** Start Provided entries **

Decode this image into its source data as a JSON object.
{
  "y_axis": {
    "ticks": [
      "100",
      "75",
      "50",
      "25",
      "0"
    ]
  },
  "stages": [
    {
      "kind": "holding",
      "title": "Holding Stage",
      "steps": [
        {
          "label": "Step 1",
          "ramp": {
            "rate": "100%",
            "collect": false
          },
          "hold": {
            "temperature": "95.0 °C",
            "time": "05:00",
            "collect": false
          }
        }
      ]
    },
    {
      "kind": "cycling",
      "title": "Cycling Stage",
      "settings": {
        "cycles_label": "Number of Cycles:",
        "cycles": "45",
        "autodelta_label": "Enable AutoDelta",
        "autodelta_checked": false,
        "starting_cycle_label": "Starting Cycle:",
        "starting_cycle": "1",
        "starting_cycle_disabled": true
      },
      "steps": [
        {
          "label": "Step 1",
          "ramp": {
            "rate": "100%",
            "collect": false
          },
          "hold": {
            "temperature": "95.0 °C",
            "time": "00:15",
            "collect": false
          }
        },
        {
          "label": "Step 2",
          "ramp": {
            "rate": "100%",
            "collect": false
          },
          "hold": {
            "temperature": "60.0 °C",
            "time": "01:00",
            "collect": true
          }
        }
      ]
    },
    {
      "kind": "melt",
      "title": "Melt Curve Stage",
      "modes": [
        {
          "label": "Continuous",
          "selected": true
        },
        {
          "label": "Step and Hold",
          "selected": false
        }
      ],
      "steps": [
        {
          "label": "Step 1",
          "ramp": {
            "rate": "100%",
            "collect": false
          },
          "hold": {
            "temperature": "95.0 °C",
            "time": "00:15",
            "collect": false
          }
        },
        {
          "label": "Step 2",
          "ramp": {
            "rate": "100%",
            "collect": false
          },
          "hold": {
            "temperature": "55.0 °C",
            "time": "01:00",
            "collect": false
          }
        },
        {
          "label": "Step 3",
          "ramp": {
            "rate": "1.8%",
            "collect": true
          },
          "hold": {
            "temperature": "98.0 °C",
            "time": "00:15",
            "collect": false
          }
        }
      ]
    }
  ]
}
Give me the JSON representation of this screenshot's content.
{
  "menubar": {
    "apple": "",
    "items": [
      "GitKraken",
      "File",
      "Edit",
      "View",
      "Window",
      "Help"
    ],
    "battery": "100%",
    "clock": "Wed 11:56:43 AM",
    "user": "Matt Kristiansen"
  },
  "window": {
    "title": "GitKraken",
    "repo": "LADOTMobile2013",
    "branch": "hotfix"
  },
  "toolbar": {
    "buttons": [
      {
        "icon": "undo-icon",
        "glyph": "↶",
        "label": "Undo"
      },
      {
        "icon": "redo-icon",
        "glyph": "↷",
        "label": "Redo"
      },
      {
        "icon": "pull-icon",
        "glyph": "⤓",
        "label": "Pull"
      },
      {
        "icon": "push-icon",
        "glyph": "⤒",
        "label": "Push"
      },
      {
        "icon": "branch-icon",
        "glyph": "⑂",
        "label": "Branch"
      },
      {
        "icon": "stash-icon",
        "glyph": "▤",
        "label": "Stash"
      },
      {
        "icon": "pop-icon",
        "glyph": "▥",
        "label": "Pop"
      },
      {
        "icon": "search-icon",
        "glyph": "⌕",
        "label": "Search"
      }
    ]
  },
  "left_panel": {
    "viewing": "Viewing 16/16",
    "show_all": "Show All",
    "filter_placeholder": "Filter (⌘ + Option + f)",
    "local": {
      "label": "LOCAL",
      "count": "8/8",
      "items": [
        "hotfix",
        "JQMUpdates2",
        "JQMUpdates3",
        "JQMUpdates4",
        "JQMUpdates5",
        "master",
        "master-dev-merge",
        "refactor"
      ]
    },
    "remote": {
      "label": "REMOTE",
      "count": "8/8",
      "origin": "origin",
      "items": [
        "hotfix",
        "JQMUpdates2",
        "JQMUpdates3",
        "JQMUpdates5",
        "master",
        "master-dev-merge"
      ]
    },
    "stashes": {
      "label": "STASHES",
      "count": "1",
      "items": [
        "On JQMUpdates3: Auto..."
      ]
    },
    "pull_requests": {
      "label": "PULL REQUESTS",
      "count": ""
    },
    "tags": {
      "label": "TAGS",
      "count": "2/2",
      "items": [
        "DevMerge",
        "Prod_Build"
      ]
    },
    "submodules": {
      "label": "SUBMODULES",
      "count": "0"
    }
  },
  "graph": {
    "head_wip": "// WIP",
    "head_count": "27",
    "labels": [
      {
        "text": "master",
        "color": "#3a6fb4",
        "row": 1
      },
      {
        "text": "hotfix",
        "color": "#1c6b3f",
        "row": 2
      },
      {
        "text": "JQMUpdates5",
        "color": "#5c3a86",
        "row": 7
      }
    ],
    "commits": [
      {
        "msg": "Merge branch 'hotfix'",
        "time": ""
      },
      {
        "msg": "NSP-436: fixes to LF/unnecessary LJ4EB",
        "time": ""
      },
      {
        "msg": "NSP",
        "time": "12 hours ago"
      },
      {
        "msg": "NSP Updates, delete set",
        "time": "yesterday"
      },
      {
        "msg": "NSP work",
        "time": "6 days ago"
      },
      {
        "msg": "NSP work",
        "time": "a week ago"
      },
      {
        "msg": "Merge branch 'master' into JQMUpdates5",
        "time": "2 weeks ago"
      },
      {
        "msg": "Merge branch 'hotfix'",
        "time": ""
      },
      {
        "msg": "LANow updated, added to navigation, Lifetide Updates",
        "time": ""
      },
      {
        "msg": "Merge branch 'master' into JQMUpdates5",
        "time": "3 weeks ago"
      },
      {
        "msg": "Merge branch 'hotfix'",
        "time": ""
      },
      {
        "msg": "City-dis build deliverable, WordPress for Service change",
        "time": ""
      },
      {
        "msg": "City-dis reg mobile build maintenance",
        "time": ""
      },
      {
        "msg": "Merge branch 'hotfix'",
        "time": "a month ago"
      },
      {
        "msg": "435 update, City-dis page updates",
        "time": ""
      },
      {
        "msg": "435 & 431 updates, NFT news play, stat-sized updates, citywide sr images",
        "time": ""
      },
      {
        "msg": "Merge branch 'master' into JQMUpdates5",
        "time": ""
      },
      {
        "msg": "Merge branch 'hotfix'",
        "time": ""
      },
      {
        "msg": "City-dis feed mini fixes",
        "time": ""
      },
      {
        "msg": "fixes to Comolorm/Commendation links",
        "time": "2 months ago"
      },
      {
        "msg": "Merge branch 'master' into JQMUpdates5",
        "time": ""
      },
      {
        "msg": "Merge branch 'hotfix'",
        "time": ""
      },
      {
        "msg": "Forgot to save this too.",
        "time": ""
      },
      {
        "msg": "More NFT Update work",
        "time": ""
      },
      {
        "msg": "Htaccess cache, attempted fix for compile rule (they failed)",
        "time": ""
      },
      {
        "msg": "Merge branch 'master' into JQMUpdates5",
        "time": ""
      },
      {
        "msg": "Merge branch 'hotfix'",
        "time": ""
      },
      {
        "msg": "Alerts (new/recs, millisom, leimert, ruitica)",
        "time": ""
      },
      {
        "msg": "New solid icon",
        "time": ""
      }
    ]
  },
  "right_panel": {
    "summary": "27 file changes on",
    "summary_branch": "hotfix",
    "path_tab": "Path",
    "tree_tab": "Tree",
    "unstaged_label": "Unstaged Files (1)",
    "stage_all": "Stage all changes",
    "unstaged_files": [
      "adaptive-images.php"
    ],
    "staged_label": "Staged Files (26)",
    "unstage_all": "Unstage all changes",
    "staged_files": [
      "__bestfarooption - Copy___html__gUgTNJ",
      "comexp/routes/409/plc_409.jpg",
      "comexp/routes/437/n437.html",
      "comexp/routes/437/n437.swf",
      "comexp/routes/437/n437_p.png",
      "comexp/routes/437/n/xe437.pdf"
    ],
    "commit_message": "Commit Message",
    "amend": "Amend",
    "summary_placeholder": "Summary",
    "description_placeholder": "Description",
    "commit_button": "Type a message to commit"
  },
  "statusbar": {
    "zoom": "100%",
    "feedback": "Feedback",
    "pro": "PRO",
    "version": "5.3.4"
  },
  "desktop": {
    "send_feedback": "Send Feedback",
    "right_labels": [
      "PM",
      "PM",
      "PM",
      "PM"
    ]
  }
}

** End Provided entries **

▸ Set exercise
Report the number of lines in the entries above that include the word "Feedback" and add nothing to it.

▸ Result
2